* _Textabschnitt_:
┄┄┄┄┄┄┄┄┄┄┄┄┄┄┄┄┄┄┄┄

Mit dem fünften Vers - als ich die augen wieder aufschlug - wird jedenfalls ein anderer Ton angeschlagen, und mit ihm beginnt der Tag erst so wirklich; die exzessive Metaphorik auf engstem Versraum, die Verschiebungen und Verdichtungen sind dann verlassen.

Es sei das Gedicht hier weder in seinem ganzen Verlauf nachgezeichnet, noch als Ganzes gedeutet. Nur auf einige seiner Eigenschaften sei hingewiesen, auf bestimmte Momente, in denen Schreibweisen und Traditionen dekonstruiert werden.

So beginnt die zweite Strophe mit dem Vers und die erste der lerchen. Es heisst hier eben nicht: die erste Lerche, sondern die erste der lerchen; feierlicher, bedeutungsvoller (noch dazu den Raum eines ganzen Verses beanspruchend), aber auch sinn-verschiebend. Denn die erste der lerchen, das erinnert an Formeln wie der erste der Menschen oder der erste der Dichter; man könnte also denken, dass hier eine besonders hochgestellte Lerche zu singen beginnt. Das enthält einen auffälligen und komisch wirkenden Anthropomorphismus (menschlich-soziale Hierarchien werden auf nicht-menschliche Natur projiziert.). Und diese Komik beruht wesentlich darauf, dass der Vers dennoch temporal verstanden werden kann - als ob nur von der ersten morgendlichen Lerche die Rede wäre. Dazu kommt die Sprichwörtlichkeit des Lerchengesangs in Liebeszusammenhängen - und es handelt sich ja auch hier um ein Liebesgedicht -, man denke etwa an das zum geflügelten Wort gewordene Es ist die Lerche, nicht die Nachtigall, aus Shakespeare´s Romeo und Julia. Wie schon in den ersten beiden Versen wird auch ein Spiel mit dem Anachronismus und mit dem poetischen Klischee getrieben.

┄┄┄┄┄┄┄┄┄┄┄┄┄┄┄┄┄┄┄┄

* _Liste der Zeilen_:
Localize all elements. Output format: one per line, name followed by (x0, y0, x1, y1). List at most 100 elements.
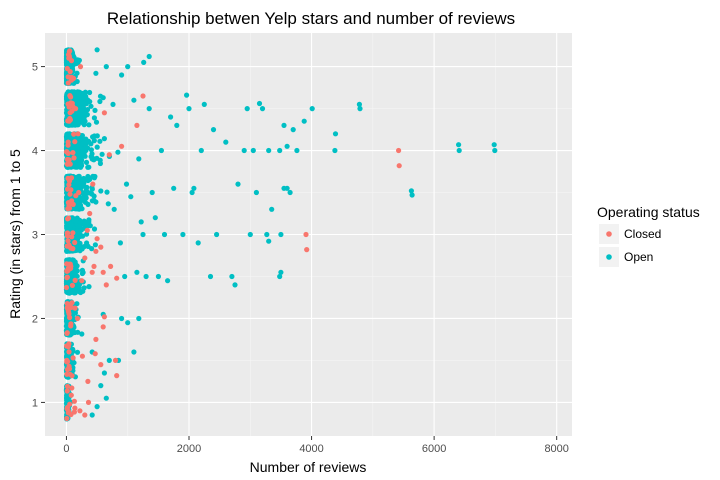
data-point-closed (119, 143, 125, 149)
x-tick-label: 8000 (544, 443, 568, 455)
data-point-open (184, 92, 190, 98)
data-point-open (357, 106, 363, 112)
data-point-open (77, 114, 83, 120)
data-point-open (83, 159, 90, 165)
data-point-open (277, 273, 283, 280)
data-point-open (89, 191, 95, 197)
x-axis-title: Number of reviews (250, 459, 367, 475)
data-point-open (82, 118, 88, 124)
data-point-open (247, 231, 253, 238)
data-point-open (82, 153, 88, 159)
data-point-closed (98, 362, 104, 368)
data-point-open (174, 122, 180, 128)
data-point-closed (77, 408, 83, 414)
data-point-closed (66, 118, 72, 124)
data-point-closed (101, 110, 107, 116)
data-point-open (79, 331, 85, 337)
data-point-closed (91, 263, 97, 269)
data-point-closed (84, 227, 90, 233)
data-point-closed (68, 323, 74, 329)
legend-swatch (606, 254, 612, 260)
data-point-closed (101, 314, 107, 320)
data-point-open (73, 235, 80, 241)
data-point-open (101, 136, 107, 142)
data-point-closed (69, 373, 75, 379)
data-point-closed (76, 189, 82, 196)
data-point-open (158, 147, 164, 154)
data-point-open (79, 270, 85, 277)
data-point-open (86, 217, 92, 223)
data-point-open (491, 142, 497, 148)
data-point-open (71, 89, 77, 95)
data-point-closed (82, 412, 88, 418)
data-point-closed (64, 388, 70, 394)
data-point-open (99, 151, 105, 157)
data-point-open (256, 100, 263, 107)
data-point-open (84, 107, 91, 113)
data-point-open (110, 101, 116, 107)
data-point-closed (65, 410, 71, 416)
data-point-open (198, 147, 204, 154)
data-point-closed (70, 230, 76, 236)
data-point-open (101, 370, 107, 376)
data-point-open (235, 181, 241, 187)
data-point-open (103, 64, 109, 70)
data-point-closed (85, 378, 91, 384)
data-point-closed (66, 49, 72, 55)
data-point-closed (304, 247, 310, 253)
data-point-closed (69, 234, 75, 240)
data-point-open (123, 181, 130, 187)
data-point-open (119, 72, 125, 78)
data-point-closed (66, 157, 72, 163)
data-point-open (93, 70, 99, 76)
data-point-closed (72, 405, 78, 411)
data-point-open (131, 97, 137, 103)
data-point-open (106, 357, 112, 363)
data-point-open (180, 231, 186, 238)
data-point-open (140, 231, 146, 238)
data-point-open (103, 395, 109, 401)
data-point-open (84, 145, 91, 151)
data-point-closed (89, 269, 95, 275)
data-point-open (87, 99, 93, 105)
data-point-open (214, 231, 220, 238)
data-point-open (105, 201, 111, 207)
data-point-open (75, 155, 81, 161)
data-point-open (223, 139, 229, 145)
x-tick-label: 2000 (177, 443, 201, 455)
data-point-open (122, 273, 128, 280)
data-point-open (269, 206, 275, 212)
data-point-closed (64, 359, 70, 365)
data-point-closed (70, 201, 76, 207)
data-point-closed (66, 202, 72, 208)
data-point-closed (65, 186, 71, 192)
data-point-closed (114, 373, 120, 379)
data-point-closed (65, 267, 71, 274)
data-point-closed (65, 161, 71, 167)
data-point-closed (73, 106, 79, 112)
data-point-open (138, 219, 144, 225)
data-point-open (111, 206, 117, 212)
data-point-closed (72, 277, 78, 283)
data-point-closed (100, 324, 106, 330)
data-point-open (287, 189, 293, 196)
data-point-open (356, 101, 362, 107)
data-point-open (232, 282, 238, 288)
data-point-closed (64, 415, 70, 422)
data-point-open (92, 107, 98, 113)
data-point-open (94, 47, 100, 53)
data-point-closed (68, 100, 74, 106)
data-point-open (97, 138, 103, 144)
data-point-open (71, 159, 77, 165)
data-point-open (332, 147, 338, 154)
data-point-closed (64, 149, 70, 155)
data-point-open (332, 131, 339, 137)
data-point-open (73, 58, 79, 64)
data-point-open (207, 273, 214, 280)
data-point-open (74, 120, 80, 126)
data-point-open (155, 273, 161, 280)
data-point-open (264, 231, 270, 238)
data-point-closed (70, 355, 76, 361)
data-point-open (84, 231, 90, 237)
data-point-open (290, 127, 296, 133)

┄┄┄┄┄┄┄┄┄┄┄┄┄┄┄┄┄┄┄┄

* _Ziel der Übung_:
Entscheide für jede der Aussagen (a), (b) und (c), ob sie mit dem Textabschnitt übereinstimmt, und antworte jeweils mit Ja oder Nein und den entscheidenden Worten des Textes als wörtlichem Zitat.
(a) Die zweite Strophe des Gedichts beginnt mit dem Vers „und die erste der lerchen“.
(b) Der Textabschnitt deutet das Gedicht als Ganzes.
(c) Bei dem besprochenen Gedicht handelt es sich um ein Liebesgedicht.

* _Ergebnis der Übung_:
(a) Ja: „So beginnt die zweite Strophe mit dem Vers und die erste der lerchen.“
(b) Nein: „Es sei das Gedicht hier weder in seinem ganzen Verlauf nachgezeichnet, noch als Ganzes gedeutet.“
(c) Ja: „und es handelt sich ja auch hier um ein Liebesgedicht“